DIRECTIONS: Separate out the lines that hold "Wartość".

DATA FOR PROCESSING:
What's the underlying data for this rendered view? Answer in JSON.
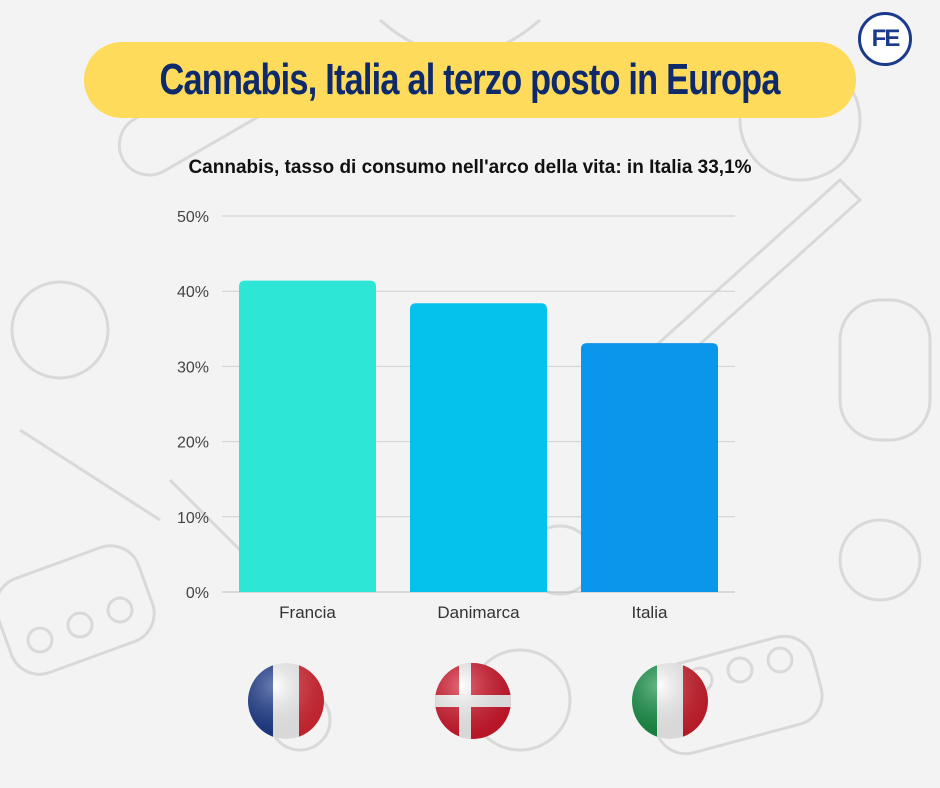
{
  "header": {
    "title": "Cannabis, Italia al terzo posto in Europa",
    "logo_text": "FE"
  },
  "colors": {
    "title_bg": "#fedb5a",
    "title_text": "#0e2a6b",
    "logo": "#1c3a8c",
    "gridline": "#cfcfcf"
  },
  "flags": [
    {
      "country": "Francia",
      "icon": "france-flag-icon"
    },
    {
      "country": "Danimarca",
      "icon": "denmark-flag-icon"
    },
    {
      "country": "Italia",
      "icon": "italy-flag-icon"
    }
  ],
  "chart_data": {
    "type": "bar",
    "title": "Cannabis, tasso di consumo nell'arco della vita: in Italia 33,1%",
    "categories": [
      "Francia",
      "Danimarca",
      "Italia"
    ],
    "values": [
      41.4,
      38.4,
      33.1
    ],
    "bar_colors": [
      "#2ee6d6",
      "#04c2ec",
      "#0a96ea"
    ],
    "ylim": [
      0,
      50
    ],
    "yticks": [
      0,
      10,
      20,
      30,
      40,
      50
    ],
    "ytick_labels": [
      "0%",
      "10%",
      "20%",
      "30%",
      "40%",
      "50%"
    ],
    "grid": true,
    "xlabel": "",
    "ylabel": ""
  }
}
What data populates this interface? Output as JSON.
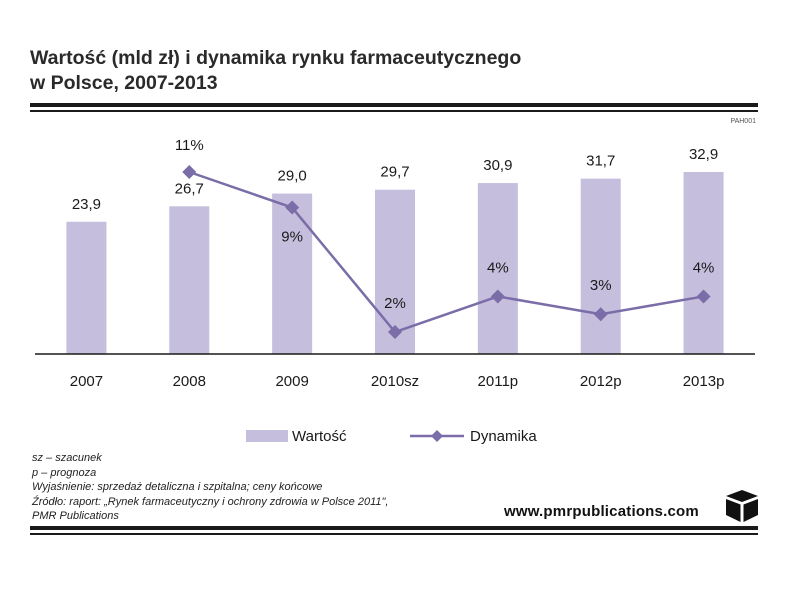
{
  "header": {
    "title_line1": "Wartość (mld zł) i dynamika rynku farmaceutycznego",
    "title_line2": "w Polsce, 2007-2013",
    "code": "PAH001"
  },
  "legend": {
    "bar_label": "Wartość",
    "line_label": "Dynamika"
  },
  "notes": {
    "line1": "sz – szacunek",
    "line2": "p – prognoza",
    "line3": "Wyjaśnienie: sprzedaż detaliczna i szpitalna; ceny końcowe",
    "line4": "Źródło: raport: „Rynek farmaceutyczny i ochrony zdrowia w Polsce 2011\",",
    "line5": "PMR Publications"
  },
  "footer": {
    "site": "www.pmrpublications.com",
    "logo_icon": "cube-logo-icon"
  },
  "colors": {
    "bar": "#c5bedd",
    "line": "#7b6da8",
    "rules": "#1a1a1a"
  },
  "chart_data": {
    "type": "bar",
    "categories": [
      "2007",
      "2008",
      "2009",
      "2010sz",
      "2011p",
      "2012p",
      "2013p"
    ],
    "series": [
      {
        "name": "Wartość",
        "type": "bar",
        "values": [
          23.9,
          26.7,
          29.0,
          29.7,
          30.9,
          31.7,
          32.9
        ],
        "labels": [
          "23,9",
          "26,7",
          "29,0",
          "29,7",
          "30,9",
          "31,7",
          "32,9"
        ]
      },
      {
        "name": "Dynamika",
        "type": "line",
        "values": [
          null,
          11,
          9,
          2,
          4,
          3,
          4
        ],
        "labels": [
          "",
          "11%",
          "9%",
          "2%",
          "4%",
          "3%",
          "4%"
        ]
      }
    ],
    "legend_position": "bottom",
    "grid": false
  }
}
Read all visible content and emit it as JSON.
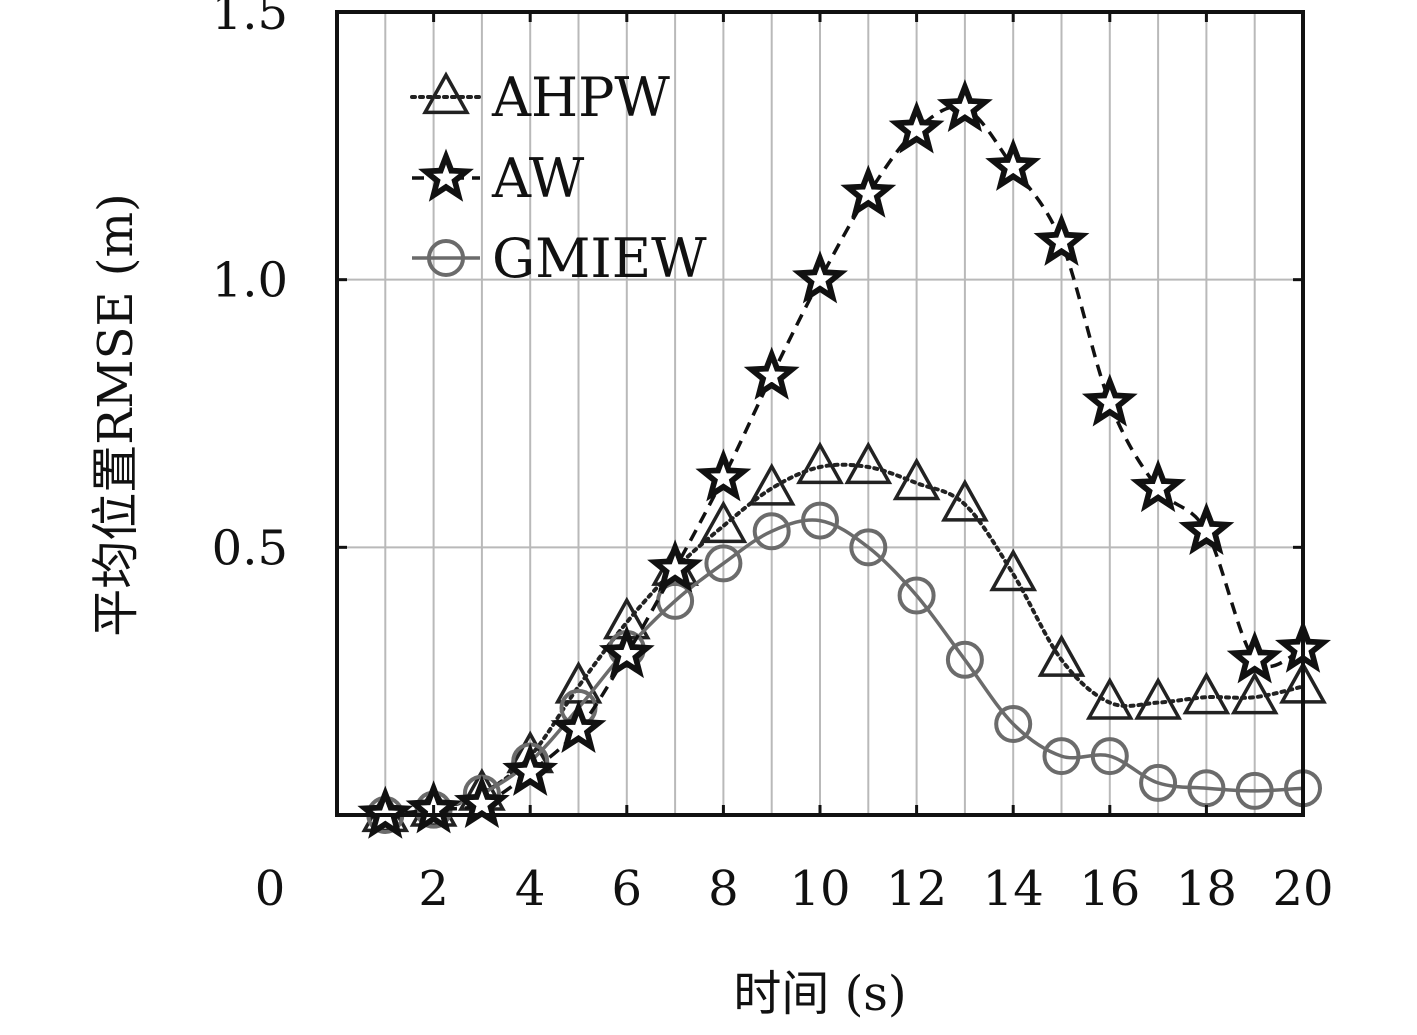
{
  "chart_data": {
    "type": "line",
    "xlabel": "时间 (s)",
    "ylabel": "平均位置RMSE (m)",
    "xlim": [
      0,
      20
    ],
    "ylim": [
      0,
      1.5
    ],
    "x_ticks": [
      0,
      2,
      4,
      6,
      8,
      10,
      12,
      14,
      16,
      18,
      20
    ],
    "x_tick_labels": [
      "0",
      "2",
      "4",
      "6",
      "8",
      "10",
      "12",
      "14",
      "16",
      "18",
      "20"
    ],
    "y_ticks": [
      0.5,
      1.0,
      1.5
    ],
    "y_tick_labels": [
      "0.5",
      "1.0",
      "1.5"
    ],
    "grid": true,
    "legend_position": "top-left",
    "x": [
      1,
      2,
      3,
      4,
      5,
      6,
      7,
      8,
      9,
      10,
      11,
      12,
      13,
      14,
      15,
      16,
      17,
      18,
      19,
      20
    ],
    "series": [
      {
        "name": "AHPW",
        "marker": "triangle",
        "line_style": "dotted",
        "color": "#222222",
        "values": [
          0.0,
          0.01,
          0.04,
          0.11,
          0.24,
          0.36,
          0.46,
          0.54,
          0.61,
          0.65,
          0.65,
          0.62,
          0.58,
          0.45,
          0.29,
          0.21,
          0.21,
          0.22,
          0.22,
          0.24
        ]
      },
      {
        "name": "AW",
        "marker": "star",
        "line_style": "dashed",
        "color": "#111111",
        "values": [
          0.0,
          0.01,
          0.02,
          0.08,
          0.16,
          0.3,
          0.46,
          0.63,
          0.82,
          1.0,
          1.16,
          1.28,
          1.32,
          1.21,
          1.07,
          0.77,
          0.61,
          0.53,
          0.29,
          0.31
        ]
      },
      {
        "name": "GMIEW",
        "marker": "circle",
        "line_style": "solid",
        "color": "#6b6b6b",
        "values": [
          0.0,
          0.01,
          0.04,
          0.1,
          0.2,
          0.31,
          0.4,
          0.47,
          0.53,
          0.55,
          0.5,
          0.41,
          0.29,
          0.17,
          0.11,
          0.11,
          0.06,
          0.05,
          0.045,
          0.05
        ]
      }
    ]
  }
}
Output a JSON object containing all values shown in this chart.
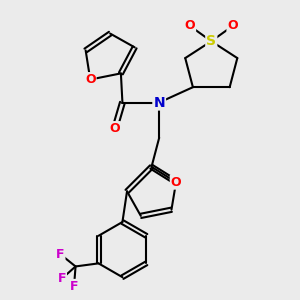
{
  "background_color": "#ebebeb",
  "atom_colors": {
    "O": "#ff0000",
    "N": "#0000cc",
    "S": "#cccc00",
    "F": "#cc00cc",
    "C": "#000000"
  },
  "bond_color": "#000000",
  "bond_width": 1.5,
  "figsize": [
    3.0,
    3.0
  ],
  "dpi": 100
}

ANSWER IN FULL:
    "title_line1": "Wartość (mld zł) i dynamika rynku farmaceutycznego",
    "bar_label": "Wartość",
        "name": "Wartość",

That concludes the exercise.